## INSTRUCTION
Restate the data word for word and leave the images out.

===== STORED DATA

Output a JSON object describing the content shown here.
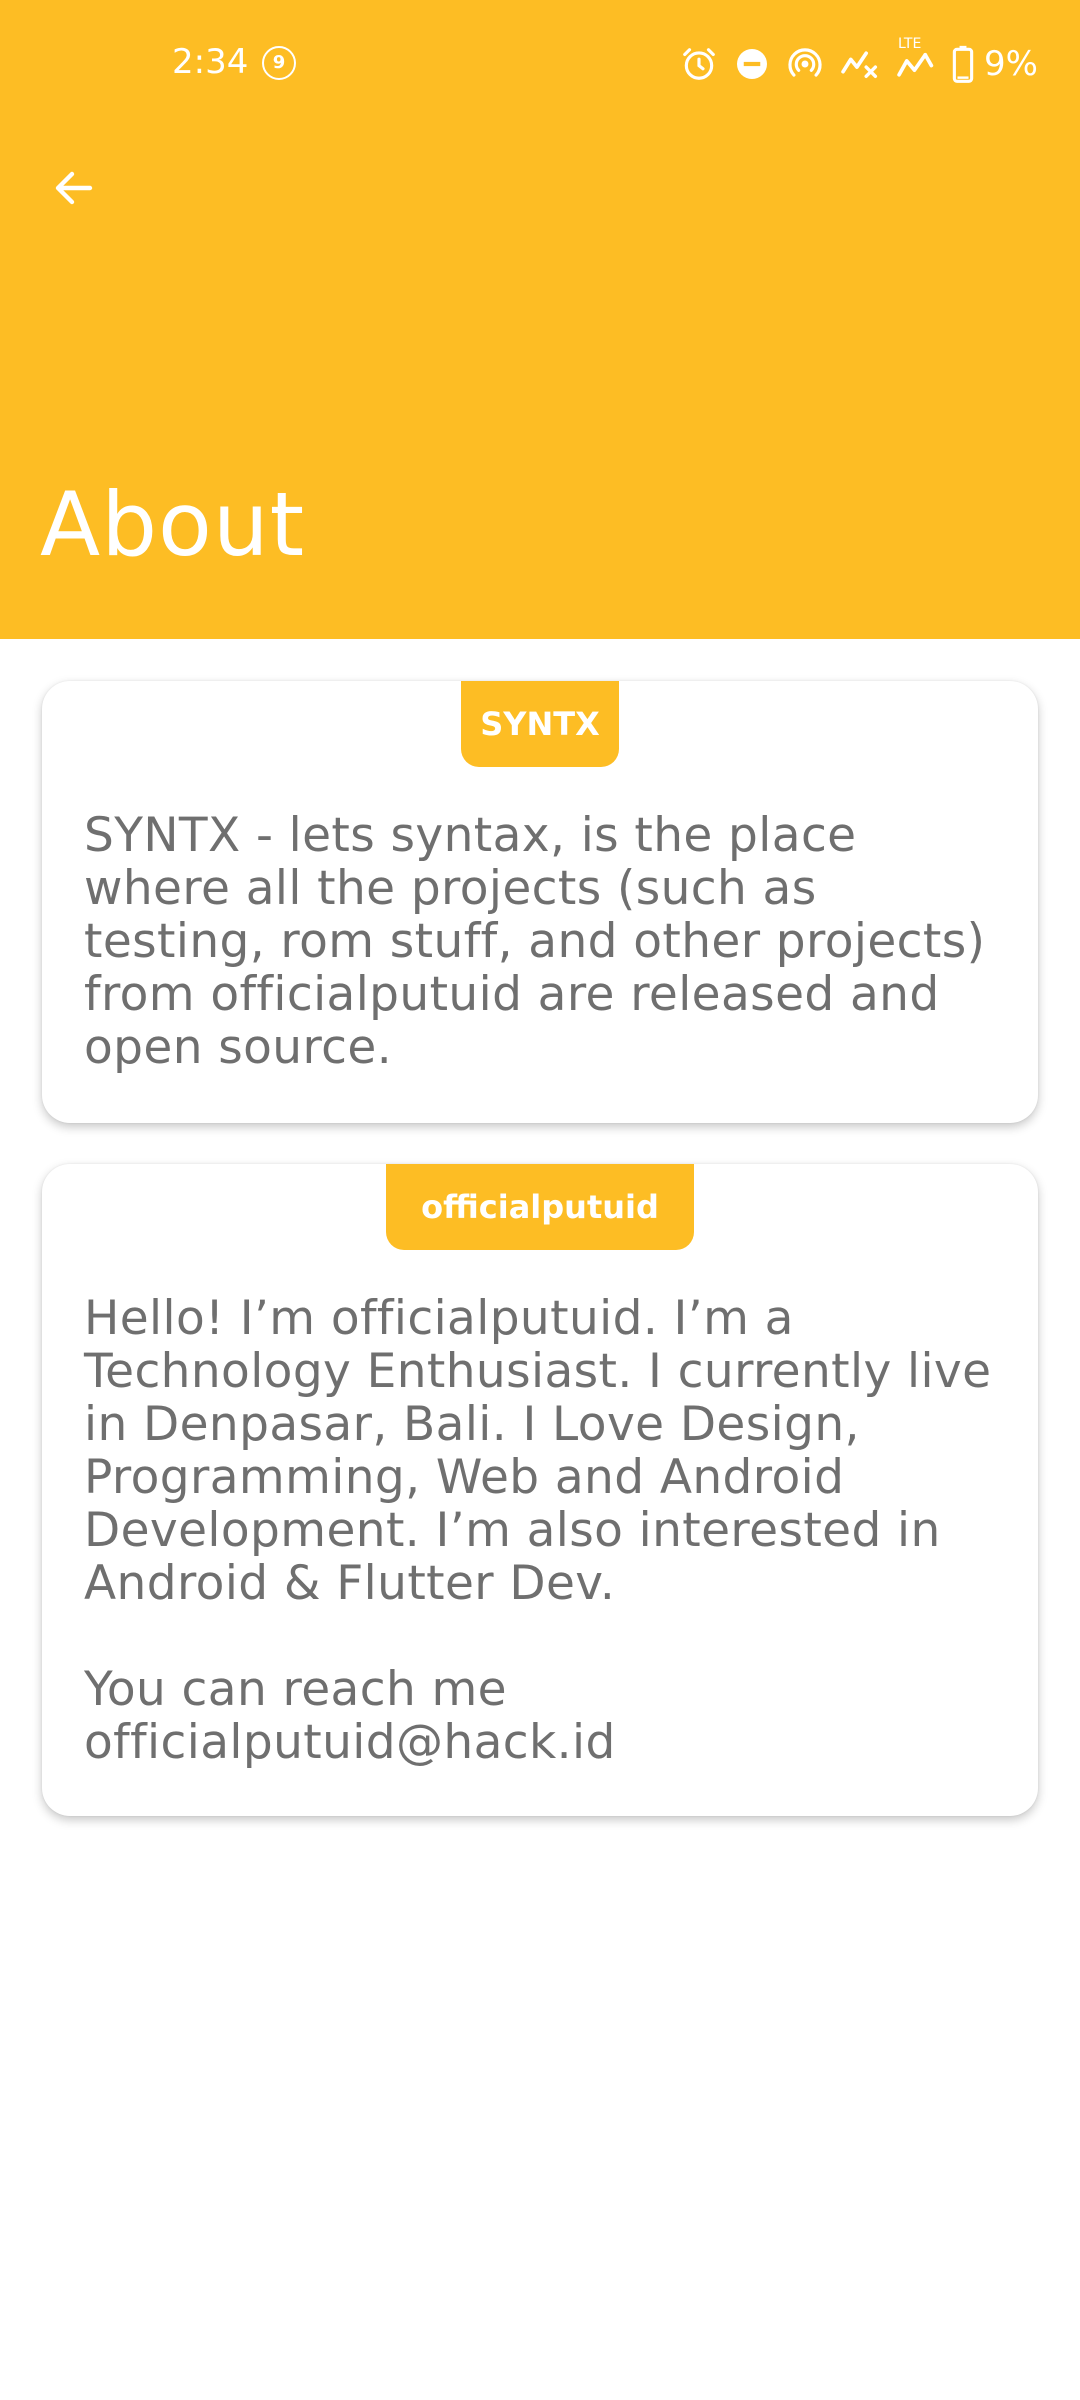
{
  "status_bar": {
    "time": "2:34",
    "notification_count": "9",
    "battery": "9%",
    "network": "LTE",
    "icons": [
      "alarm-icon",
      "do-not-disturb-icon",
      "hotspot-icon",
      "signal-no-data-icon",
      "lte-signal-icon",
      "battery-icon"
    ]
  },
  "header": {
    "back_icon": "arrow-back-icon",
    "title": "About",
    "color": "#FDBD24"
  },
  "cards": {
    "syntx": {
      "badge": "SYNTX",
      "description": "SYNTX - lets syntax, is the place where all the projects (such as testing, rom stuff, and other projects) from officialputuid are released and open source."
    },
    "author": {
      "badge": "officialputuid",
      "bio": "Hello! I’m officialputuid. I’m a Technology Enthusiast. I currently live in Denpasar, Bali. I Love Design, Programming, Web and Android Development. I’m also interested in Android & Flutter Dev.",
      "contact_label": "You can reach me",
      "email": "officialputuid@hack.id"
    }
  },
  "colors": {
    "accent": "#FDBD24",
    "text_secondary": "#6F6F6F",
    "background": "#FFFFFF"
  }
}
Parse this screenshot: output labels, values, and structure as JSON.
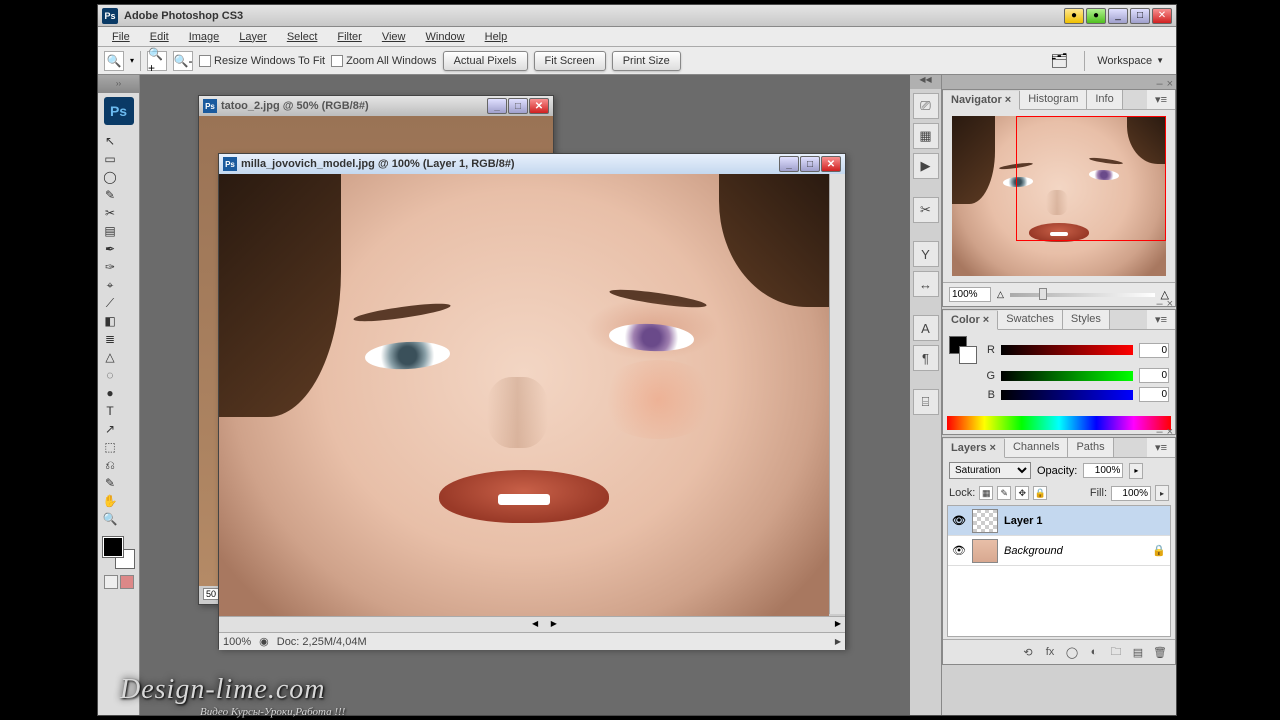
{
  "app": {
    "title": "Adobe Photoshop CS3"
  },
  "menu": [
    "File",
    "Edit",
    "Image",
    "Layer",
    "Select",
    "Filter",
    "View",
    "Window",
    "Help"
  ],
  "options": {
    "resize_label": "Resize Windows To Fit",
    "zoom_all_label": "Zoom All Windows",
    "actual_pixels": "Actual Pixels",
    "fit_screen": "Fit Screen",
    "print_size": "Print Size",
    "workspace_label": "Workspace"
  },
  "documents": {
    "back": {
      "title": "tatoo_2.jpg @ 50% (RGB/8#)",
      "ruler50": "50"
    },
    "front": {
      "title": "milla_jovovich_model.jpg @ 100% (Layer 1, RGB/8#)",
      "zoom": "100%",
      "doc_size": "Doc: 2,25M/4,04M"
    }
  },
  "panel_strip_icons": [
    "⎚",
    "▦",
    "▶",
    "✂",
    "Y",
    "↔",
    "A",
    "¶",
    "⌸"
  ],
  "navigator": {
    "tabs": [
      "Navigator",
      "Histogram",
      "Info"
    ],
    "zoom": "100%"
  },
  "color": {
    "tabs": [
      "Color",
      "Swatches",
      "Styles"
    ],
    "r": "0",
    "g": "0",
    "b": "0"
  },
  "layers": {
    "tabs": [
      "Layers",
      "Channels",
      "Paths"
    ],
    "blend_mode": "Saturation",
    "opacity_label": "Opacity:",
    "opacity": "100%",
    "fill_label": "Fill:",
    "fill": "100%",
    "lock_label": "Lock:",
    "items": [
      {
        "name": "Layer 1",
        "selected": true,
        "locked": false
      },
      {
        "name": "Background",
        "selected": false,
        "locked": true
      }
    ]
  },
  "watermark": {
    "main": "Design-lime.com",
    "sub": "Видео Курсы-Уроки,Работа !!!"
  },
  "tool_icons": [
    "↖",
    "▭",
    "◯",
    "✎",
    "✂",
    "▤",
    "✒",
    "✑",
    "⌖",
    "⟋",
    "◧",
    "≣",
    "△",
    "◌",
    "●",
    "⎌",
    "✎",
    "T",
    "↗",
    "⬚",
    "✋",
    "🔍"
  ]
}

==========

## PROBLEM SOLUTION
Output a JSON object describing the content shown here.
{
  "status_bar": {
    "time": "2:34",
    "notification_count": "9",
    "battery": "9%",
    "network": "LTE",
    "icons": [
      "alarm-icon",
      "do-not-disturb-icon",
      "hotspot-icon",
      "signal-no-data-icon",
      "lte-signal-icon",
      "battery-icon"
    ]
  },
  "header": {
    "back_icon": "arrow-back-icon",
    "title": "About",
    "color": "#FDBD24"
  },
  "cards": {
    "syntx": {
      "badge": "SYNTX",
      "description": "SYNTX - lets syntax, is the place where all the projects (such as testing, rom stuff, and other projects) from officialputuid are released and open source."
    },
    "author": {
      "badge": "officialputuid",
      "bio": "Hello! I’m officialputuid. I’m a Technology Enthusiast. I currently live in Denpasar, Bali. I Love Design, Programming, Web and Android Development. I’m also interested in Android & Flutter Dev.",
      "contact_label": "You can reach me",
      "email": "officialputuid@hack.id"
    }
  },
  "colors": {
    "accent": "#FDBD24",
    "text_secondary": "#6F6F6F",
    "background": "#FFFFFF"
  }
}
Parse this screenshot: output labels, values, and structure as JSON.
{
  "app": {
    "title": "Adobe Photoshop CS3"
  },
  "menu": [
    "File",
    "Edit",
    "Image",
    "Layer",
    "Select",
    "Filter",
    "View",
    "Window",
    "Help"
  ],
  "options": {
    "resize_label": "Resize Windows To Fit",
    "zoom_all_label": "Zoom All Windows",
    "actual_pixels": "Actual Pixels",
    "fit_screen": "Fit Screen",
    "print_size": "Print Size",
    "workspace_label": "Workspace"
  },
  "documents": {
    "back": {
      "title": "tatoo_2.jpg @ 50% (RGB/8#)",
      "ruler50": "50"
    },
    "front": {
      "title": "milla_jovovich_model.jpg @ 100% (Layer 1, RGB/8#)",
      "zoom": "100%",
      "doc_size": "Doc: 2,25M/4,04M"
    }
  },
  "panel_strip_icons": [
    "⎚",
    "▦",
    "▶",
    "✂",
    "Y",
    "↔",
    "A",
    "¶",
    "⌸"
  ],
  "navigator": {
    "tabs": [
      "Navigator",
      "Histogram",
      "Info"
    ],
    "zoom": "100%"
  },
  "color": {
    "tabs": [
      "Color",
      "Swatches",
      "Styles"
    ],
    "r": "0",
    "g": "0",
    "b": "0"
  },
  "layers": {
    "tabs": [
      "Layers",
      "Channels",
      "Paths"
    ],
    "blend_mode": "Saturation",
    "opacity_label": "Opacity:",
    "opacity": "100%",
    "fill_label": "Fill:",
    "fill": "100%",
    "lock_label": "Lock:",
    "items": [
      {
        "name": "Layer 1",
        "selected": true,
        "locked": false
      },
      {
        "name": "Background",
        "selected": false,
        "locked": true
      }
    ]
  },
  "watermark": {
    "main": "Design-lime.com",
    "sub": "Видео Курсы-Уроки,Работа !!!"
  },
  "tool_icons": [
    "↖",
    "▭",
    "◯",
    "✎",
    "✂",
    "▤",
    "✒",
    "✑",
    "⌖",
    "⟋",
    "◧",
    "≣",
    "△",
    "◌",
    "●",
    "⎌",
    "✎",
    "T",
    "↗",
    "⬚",
    "✋",
    "🔍"
  ]
}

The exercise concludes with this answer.